* [Task instructions]:
Repeat the whole of the data, keeping every detail the same.

* [Records provided]:
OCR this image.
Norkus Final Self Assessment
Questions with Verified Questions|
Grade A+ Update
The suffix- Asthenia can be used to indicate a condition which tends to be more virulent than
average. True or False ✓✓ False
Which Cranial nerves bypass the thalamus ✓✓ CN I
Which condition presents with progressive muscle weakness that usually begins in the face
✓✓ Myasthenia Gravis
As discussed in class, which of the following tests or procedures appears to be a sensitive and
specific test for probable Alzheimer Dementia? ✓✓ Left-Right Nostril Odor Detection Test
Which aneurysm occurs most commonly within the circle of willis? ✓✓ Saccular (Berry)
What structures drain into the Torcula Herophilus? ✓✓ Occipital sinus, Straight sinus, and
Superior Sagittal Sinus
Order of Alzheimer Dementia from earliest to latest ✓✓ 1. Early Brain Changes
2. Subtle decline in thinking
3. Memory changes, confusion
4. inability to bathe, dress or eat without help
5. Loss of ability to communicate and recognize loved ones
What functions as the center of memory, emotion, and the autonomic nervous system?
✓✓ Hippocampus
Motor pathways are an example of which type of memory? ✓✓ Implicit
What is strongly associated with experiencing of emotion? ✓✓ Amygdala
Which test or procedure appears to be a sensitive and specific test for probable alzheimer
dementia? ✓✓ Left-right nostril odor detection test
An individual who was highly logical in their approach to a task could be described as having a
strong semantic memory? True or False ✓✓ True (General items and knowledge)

* [Output of the exercise]:
OCR this image.
Norkus Final Self Assessment
Questions with Verified Questions|
Grade A+ Update
The suffix- Asthenia can be used to indicate a condition which tends to be more virulent than
average. True or False ✓✓ False
Which Cranial nerves bypass the thalamus ✓✓ CN I
Which condition presents with progressive muscle weakness that usually begins in the face
✓✓ Myasthenia Gravis
As discussed in class, which of the following tests or procedures appears to be a sensitive and
specific test for probable Alzheimer Dementia? ✓✓ Left-Right Nostril Odor Detection Test
Which aneurysm occurs most commonly within the circle of willis? ✓✓ Saccular (Berry)
What structures drain into the Torcula Herophilus? ✓✓ Occipital sinus, Straight sinus, and
Superior Sagittal Sinus
Order of Alzheimer Dementia from earliest to latest ✓✓ 1. Early Brain Changes
2. Subtle decline in thinking
3. Memory changes, confusion
4. inability to bathe, dress or eat without help
5. Loss of ability to communicate and recognize loved ones
What functions as the center of memory, emotion, and the autonomic nervous system?
✓✓ Hippocampus
Motor pathways are an example of which type of memory? ✓✓ Implicit
What is strongly associated with experiencing of emotion? ✓✓ Amygdala
Which test or procedure appears to be a sensitive and specific test for probable alzheimer
dementia? ✓✓ Left-right nostril odor detection test
An individual who was highly logical in their approach to a task could be described as having a
strong semantic memory? True or False ✓✓ True (General items and knowledge)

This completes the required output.